What is being asked. Exactly as written, transcribe the lines that run from the one containing "Parse this screenshot: output" to the end of the records below.

Records from a data collection
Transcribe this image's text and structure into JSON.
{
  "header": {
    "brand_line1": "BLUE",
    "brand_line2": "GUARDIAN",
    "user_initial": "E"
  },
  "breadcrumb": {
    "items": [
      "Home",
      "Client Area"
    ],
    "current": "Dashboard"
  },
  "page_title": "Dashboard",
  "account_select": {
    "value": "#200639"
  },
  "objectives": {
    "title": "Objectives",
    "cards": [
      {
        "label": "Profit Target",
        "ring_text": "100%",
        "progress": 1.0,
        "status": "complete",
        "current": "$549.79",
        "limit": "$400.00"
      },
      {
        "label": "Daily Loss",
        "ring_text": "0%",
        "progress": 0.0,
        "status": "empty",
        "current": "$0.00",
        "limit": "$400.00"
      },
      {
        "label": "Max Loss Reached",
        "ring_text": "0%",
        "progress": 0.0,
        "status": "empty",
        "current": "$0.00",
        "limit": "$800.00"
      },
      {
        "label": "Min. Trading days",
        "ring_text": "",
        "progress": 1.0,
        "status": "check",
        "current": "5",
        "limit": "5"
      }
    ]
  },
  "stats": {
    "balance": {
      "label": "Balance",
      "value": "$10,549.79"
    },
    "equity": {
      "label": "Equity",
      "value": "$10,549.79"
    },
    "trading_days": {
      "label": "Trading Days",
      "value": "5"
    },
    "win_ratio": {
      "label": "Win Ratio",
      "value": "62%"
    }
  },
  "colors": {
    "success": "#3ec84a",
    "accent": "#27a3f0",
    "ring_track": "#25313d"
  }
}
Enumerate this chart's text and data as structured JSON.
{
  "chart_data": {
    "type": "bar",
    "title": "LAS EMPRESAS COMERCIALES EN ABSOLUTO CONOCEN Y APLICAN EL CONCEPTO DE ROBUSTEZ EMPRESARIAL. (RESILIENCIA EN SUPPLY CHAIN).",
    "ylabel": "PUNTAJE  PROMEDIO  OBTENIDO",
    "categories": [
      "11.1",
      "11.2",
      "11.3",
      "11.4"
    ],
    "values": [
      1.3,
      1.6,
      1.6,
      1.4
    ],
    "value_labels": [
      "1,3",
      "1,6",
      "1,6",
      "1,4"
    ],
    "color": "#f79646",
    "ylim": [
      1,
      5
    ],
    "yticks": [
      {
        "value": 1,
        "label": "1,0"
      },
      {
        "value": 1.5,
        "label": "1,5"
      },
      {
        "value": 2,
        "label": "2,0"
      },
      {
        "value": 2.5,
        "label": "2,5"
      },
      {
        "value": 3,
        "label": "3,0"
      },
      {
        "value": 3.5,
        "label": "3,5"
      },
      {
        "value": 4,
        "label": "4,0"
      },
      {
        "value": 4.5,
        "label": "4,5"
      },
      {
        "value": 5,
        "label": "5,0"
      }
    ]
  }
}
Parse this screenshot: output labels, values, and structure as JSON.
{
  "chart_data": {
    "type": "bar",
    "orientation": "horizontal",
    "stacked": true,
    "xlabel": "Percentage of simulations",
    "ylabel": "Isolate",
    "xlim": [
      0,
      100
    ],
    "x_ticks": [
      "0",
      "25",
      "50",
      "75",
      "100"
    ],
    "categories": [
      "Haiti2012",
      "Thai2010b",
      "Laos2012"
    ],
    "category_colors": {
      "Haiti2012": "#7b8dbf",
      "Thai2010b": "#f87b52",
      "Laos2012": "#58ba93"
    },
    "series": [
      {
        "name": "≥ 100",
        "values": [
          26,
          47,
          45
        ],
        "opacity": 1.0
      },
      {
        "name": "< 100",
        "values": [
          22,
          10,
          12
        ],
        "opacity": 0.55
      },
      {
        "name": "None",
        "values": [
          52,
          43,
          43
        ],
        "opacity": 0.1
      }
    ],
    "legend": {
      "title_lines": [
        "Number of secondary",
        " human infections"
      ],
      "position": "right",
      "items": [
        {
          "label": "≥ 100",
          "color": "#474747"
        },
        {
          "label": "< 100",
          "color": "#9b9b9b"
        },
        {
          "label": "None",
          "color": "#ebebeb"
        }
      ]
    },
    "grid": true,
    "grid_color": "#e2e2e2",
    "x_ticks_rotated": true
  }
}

Output of the exercise.
Parse this screenshot: output labels, values, and structure as JSON.
{
  "chart_data": {
    "type": "bar",
    "orientation": "horizontal",
    "stacked": true,
    "xlabel": "Percentage of simulations",
    "ylabel": "Isolate",
    "xlim": [
      0,
      100
    ],
    "x_ticks": [
      "0",
      "25",
      "50",
      "75",
      "100"
    ],
    "categories": [
      "Haiti2012",
      "Thai2010b",
      "Laos2012"
    ],
    "category_colors": {
      "Haiti2012": "#7b8dbf",
      "Thai2010b": "#f87b52",
      "Laos2012": "#58ba93"
    },
    "series": [
      {
        "name": "≥ 100",
        "values": [
          26,
          47,
          45
        ],
        "opacity": 1.0
      },
      {
        "name": "< 100",
        "values": [
          22,
          10,
          12
        ],
        "opacity": 0.55
      },
      {
        "name": "None",
        "values": [
          52,
          43,
          43
        ],
        "opacity": 0.1
      }
    ],
    "legend": {
      "title_lines": [
        "Number of secondary",
        " human infections"
      ],
      "position": "right",
      "items": [
        {
          "label": "≥ 100",
          "color": "#474747"
        },
        {
          "label": "< 100",
          "color": "#9b9b9b"
        },
        {
          "label": "None",
          "color": "#ebebeb"
        }
      ]
    },
    "grid": true,
    "grid_color": "#e2e2e2",
    "x_ticks_rotated": true
  }
}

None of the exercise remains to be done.